AUFGABE A: Nenne alle Figuren des Romans, die in der folgenden Rezension mit Namen erwähnt werden.

LESETEXT:
* * * *

Frankfurter Allgemeine Zeitung - Rezension
Frankfurter Allgemeine Zeitung | Besprechung von 27.04.1998

Fäden an den Hufen der Worte
Nicht ganz sattelfest: Julia Francks Debütroman "Der neue Koch"

Menschen im Hotel: Der Koch ist ein Dieb, und die Frau sucht einen Liebhaber. Das Hotel liegt am Meer, und die junge Tagebuchschreiberin hat es von ihrer Mutter geerbt. Behauptet sie. Ein sonderbarer Ort am Rande der Welt. Immer dieselben Gäste, jahrein, jahraus; immer benimmt sich die fette Madame Piper scheußlich daneben, wirft sich der Dichter Anton Jonas lautstark in Pose, putzt die treue Berta das bemalte Porzellangeschirr bis zum baldigen "Verschwinden der Bilder". Und irgendwann liegt ein junger Mann namens Ivo tot in seinem Zimmer. Vielleicht hat da jemand nachgeholfen, vielleicht nicht; weil keiner fragt, wird nichts geklärt, am Ende wird der Leichnam fortgeschafft.

Schnell begreifen wir, daß die vorgeblich so linkische Heldin insgeheim so durchtrieben ist wie die Geschichte, die sie erzählt. Am Ende würden wir ihr außer Versicherungsbetrug und Brandstiftung auch einen Mord nicht weniger zutrauen als dem kubanischen Koch, den sie fortwährend ins Bett locken will - wenn sich nicht überhaupt ihr Spiel mit Verstellungen in lauter Fiktionen und die Geschichte in Luft auflöst.

* * * *

AUFGABE B: Gib den Abschnitt der Datensätze wortgetreu wieder, der mit ihrer ersten Zeile beginnt und mit der Zeile endet, die „change-value: +4.600 (+0.14%)“ enthält. Beide Grenzzeilen gehören dazu.

BEREITGESTELLTE DATEN:
* * * *

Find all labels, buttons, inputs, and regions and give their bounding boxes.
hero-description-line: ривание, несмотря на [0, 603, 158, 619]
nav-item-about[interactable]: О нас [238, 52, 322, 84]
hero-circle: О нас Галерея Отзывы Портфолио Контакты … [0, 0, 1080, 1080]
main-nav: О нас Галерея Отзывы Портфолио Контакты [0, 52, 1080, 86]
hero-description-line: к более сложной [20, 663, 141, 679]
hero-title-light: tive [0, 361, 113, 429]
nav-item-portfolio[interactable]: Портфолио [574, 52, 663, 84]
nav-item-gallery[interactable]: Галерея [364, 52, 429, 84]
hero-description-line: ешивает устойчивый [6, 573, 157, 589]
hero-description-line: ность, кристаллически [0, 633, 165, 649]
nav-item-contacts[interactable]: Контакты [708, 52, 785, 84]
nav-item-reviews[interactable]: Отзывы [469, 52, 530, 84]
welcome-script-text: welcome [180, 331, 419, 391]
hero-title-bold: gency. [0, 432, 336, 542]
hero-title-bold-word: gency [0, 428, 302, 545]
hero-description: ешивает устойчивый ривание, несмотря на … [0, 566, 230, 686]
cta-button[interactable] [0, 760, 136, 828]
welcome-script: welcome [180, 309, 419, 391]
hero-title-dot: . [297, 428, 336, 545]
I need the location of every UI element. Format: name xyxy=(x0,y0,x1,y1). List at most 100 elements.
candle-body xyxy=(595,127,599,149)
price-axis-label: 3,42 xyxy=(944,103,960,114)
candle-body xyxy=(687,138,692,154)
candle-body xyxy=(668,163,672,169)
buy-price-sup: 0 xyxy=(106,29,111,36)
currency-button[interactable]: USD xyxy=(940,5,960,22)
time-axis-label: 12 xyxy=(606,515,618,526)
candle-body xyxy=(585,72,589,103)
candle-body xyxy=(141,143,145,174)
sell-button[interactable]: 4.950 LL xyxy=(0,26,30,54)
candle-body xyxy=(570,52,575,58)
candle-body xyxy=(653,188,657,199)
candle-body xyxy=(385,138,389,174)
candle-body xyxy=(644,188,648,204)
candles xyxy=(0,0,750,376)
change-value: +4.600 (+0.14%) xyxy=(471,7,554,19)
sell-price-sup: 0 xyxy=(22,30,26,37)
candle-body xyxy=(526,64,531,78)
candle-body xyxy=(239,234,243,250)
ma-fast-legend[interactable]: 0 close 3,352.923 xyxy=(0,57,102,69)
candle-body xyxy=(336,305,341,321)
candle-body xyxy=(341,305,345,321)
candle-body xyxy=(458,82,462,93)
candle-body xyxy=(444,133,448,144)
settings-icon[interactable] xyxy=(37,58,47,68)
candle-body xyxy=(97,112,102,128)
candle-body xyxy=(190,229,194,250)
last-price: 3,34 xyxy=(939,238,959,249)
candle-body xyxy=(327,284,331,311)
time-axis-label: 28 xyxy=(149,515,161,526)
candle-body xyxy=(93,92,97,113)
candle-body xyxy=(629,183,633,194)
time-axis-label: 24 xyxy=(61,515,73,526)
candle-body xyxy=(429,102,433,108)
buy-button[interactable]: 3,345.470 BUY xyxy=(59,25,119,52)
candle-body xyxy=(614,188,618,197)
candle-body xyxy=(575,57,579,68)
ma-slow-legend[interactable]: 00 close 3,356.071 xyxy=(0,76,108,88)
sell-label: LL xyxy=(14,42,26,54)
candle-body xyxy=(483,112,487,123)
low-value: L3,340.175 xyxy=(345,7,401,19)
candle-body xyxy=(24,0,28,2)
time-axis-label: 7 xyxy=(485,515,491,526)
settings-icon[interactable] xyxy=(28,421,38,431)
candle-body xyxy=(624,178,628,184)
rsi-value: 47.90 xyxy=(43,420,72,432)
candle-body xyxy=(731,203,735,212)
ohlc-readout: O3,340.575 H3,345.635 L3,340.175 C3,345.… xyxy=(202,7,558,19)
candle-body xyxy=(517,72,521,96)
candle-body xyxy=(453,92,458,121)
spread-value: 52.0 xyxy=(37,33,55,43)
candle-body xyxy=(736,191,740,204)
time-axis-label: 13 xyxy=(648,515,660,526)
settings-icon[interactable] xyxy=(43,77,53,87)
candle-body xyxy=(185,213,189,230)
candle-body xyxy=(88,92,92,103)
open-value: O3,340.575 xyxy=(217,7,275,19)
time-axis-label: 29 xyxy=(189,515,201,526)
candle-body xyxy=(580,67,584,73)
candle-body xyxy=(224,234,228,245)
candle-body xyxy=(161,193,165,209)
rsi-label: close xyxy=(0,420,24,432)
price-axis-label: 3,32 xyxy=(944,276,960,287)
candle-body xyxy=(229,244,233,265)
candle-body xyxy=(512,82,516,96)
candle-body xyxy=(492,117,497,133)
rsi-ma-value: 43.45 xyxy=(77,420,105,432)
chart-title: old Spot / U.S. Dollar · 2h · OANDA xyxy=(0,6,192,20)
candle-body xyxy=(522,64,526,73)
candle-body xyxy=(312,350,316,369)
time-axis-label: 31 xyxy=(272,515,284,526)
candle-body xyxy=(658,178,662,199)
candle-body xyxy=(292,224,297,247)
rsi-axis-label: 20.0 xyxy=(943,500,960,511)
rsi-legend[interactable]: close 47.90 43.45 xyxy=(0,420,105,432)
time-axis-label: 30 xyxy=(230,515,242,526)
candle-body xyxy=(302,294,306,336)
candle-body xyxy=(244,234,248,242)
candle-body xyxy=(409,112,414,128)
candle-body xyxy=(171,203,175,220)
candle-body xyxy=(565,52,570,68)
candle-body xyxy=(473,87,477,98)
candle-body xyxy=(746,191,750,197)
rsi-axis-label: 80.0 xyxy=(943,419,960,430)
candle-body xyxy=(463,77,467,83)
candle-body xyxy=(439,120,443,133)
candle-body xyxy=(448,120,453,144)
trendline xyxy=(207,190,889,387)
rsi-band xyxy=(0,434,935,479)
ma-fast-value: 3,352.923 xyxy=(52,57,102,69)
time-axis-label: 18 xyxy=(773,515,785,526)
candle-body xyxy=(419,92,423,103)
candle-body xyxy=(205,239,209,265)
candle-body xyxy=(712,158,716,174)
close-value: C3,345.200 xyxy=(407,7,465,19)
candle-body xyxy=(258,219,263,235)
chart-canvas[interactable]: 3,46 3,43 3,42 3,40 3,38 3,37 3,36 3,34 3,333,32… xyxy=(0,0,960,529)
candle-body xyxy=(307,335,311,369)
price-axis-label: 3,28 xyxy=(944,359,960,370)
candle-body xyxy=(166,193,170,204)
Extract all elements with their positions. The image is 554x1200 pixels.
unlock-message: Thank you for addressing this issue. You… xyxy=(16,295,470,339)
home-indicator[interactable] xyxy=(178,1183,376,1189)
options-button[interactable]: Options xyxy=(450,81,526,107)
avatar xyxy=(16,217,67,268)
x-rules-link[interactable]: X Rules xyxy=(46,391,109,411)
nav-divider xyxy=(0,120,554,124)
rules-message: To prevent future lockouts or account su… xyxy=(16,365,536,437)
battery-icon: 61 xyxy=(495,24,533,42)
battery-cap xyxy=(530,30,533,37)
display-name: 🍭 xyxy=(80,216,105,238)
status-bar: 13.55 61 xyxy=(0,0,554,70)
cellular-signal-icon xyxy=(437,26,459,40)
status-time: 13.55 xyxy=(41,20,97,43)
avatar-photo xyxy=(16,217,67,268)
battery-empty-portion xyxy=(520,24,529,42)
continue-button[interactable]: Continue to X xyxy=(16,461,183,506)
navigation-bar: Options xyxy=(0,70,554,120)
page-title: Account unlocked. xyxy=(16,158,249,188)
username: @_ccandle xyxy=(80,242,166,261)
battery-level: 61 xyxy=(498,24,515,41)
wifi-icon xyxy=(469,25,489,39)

* * * *

LÖSUNG A: Madame Piper, Anton Jonas, Berta, Ivo

LÖSUNG B:
Find all labels, buttons, inputs, and regions and give their bounding boxes.
hero-description-line: ривание, несмотря на [0, 603, 158, 619]
nav-item-about[interactable]: О нас [238, 52, 322, 84]
hero-circle: О нас Галерея Отзывы Портфолио Контакты … [0, 0, 1080, 1080]
main-nav: О нас Галерея Отзывы Портфолио Контакты [0, 52, 1080, 86]
hero-description-line: к более сложной [20, 663, 141, 679]
hero-title-light: tive [0, 361, 113, 429]
nav-item-portfolio[interactable]: Портфолио [574, 52, 663, 84]
nav-item-gallery[interactable]: Галерея [364, 52, 429, 84]
hero-description-line: ешивает устойчивый [6, 573, 157, 589]
hero-description-line: ность, кристаллически [0, 633, 165, 649]
nav-item-contacts[interactable]: Контакты [708, 52, 785, 84]
nav-item-reviews[interactable]: Отзывы [469, 52, 530, 84]
welcome-script-text: welcome [180, 331, 419, 391]
hero-title-bold: gency. [0, 432, 336, 542]
hero-title-bold-word: gency [0, 428, 302, 545]
hero-description: ешивает устойчивый ривание, несмотря на … [0, 566, 230, 686]
cta-button[interactable] [0, 760, 136, 828]
welcome-script: welcome [180, 309, 419, 391]
hero-title-dot: . [297, 428, 336, 545]
I need the location of every UI element. Format: name xyxy=(x0,y0,x1,y1). List at most 100 elements.
candle-body xyxy=(595,127,599,149)
price-axis-label: 3,42 xyxy=(944,103,960,114)
candle-body xyxy=(687,138,692,154)
candle-body xyxy=(668,163,672,169)
buy-price-sup: 0 xyxy=(106,29,111,36)
currency-button[interactable]: USD xyxy=(940,5,960,22)
time-axis-label: 12 xyxy=(606,515,618,526)
candle-body xyxy=(585,72,589,103)
candle-body xyxy=(141,143,145,174)
sell-button[interactable]: 4.950 LL xyxy=(0,26,30,54)
candle-body xyxy=(570,52,575,58)
candle-body xyxy=(653,188,657,199)
candle-body xyxy=(385,138,389,174)
candle-body xyxy=(644,188,648,204)
candles xyxy=(0,0,750,376)
change-value: +4.600 (+0.14%) xyxy=(471,7,554,19)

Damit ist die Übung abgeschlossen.